— Begin RECORDS FOR PROCESSING —

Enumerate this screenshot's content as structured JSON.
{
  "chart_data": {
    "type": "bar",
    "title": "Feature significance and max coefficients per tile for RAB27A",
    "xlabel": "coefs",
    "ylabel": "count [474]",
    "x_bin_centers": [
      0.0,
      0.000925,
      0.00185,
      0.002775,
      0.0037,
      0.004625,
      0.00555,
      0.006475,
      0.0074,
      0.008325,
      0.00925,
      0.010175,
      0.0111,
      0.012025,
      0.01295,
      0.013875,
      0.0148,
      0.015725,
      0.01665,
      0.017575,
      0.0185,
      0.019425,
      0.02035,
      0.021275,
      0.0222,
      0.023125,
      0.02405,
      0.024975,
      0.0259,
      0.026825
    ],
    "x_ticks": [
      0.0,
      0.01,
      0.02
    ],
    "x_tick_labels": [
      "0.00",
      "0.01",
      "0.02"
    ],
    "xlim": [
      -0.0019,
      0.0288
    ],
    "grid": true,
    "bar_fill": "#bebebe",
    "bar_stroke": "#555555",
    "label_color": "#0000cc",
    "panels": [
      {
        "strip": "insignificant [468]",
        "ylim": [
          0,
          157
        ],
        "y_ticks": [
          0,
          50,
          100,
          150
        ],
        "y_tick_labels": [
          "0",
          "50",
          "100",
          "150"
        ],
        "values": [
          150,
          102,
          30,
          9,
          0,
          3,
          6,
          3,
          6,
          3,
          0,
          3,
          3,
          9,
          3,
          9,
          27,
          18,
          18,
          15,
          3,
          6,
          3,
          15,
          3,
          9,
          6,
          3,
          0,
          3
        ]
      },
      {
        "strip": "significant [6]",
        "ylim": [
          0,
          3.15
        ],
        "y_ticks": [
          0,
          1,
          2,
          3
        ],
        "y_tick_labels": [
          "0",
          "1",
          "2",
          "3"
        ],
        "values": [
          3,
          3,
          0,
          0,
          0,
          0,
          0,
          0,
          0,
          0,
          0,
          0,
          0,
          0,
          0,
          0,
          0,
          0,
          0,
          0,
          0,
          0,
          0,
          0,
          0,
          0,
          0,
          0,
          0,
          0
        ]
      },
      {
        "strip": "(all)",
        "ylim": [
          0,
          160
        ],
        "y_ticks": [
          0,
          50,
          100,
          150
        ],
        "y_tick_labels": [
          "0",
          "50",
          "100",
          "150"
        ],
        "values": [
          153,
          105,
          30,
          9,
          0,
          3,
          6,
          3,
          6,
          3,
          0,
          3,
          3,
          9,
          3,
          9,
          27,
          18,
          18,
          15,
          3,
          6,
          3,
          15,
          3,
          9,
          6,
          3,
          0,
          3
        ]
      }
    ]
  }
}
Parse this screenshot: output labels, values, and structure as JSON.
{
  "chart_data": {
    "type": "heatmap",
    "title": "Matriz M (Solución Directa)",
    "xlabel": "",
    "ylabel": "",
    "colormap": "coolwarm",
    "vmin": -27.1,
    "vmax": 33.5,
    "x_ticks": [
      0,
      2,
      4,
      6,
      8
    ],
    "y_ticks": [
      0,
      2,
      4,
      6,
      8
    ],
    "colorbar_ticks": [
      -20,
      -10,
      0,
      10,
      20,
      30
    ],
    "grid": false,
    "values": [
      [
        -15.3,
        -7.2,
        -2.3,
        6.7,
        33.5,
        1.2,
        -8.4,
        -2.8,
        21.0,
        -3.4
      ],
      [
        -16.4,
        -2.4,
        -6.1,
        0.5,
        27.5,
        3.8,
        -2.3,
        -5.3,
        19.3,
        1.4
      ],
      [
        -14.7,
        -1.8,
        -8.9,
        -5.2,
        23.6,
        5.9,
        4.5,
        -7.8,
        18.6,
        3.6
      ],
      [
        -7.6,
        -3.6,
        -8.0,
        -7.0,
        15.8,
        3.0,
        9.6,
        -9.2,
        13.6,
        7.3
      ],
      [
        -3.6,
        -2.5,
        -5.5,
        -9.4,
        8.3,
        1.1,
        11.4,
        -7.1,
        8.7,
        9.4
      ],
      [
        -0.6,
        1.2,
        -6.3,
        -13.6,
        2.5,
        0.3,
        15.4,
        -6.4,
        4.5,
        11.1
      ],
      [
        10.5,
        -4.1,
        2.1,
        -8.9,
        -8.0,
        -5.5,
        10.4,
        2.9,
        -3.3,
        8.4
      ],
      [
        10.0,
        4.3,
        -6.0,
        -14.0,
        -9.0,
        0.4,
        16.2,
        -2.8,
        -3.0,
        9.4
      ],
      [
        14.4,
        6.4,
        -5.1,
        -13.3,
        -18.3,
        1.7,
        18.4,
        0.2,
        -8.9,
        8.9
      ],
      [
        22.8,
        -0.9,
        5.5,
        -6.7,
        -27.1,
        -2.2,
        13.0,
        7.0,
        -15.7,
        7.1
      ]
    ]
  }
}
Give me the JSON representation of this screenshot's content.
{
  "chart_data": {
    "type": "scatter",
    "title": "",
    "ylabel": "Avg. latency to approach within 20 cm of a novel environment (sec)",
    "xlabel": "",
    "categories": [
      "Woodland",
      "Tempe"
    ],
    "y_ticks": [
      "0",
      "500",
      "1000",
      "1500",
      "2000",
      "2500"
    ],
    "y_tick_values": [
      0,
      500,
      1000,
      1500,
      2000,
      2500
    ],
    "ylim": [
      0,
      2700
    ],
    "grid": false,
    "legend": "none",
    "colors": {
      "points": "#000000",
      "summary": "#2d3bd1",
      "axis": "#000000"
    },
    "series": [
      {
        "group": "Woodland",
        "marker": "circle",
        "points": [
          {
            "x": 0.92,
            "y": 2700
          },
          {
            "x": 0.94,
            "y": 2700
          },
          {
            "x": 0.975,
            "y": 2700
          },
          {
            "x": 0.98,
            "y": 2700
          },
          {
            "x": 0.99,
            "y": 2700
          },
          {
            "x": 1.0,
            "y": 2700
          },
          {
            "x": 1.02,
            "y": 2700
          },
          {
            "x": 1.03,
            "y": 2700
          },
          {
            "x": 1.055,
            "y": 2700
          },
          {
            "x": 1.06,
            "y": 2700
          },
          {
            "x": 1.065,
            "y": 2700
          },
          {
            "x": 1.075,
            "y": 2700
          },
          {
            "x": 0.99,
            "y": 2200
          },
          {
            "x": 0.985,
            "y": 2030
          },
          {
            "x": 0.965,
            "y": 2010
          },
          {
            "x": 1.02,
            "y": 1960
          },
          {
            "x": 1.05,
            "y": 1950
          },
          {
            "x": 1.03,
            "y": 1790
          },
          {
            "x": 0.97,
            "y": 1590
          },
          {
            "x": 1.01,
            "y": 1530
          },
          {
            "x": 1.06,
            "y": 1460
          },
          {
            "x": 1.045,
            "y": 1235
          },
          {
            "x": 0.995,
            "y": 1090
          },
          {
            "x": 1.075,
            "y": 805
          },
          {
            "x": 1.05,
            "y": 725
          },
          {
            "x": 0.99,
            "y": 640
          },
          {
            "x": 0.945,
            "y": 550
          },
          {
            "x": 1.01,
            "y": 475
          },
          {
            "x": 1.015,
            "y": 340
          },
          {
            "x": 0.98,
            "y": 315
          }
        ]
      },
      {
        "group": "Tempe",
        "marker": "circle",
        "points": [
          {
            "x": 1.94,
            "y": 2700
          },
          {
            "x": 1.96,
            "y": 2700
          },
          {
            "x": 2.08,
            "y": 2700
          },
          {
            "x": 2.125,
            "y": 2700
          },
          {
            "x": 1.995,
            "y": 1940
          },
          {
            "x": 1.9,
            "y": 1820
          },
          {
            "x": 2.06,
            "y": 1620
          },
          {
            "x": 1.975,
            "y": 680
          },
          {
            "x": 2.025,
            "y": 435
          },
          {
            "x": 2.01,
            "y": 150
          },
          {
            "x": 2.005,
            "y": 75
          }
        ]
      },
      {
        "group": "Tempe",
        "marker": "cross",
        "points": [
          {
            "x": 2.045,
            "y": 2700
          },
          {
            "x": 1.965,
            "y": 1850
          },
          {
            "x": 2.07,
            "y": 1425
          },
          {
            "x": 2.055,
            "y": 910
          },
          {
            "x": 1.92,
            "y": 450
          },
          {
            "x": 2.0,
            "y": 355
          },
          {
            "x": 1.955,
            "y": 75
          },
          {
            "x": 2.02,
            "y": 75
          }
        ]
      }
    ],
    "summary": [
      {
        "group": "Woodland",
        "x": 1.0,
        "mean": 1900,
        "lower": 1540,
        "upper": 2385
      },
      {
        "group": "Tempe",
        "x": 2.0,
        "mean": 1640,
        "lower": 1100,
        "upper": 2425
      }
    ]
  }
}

— End RECORDS FOR PROCESSING —

▸ **TASK INSTRUCTIONS**
Return nothing except the number of lines that include the string "strip".

▸ **EXERCISE SOLUTION**
3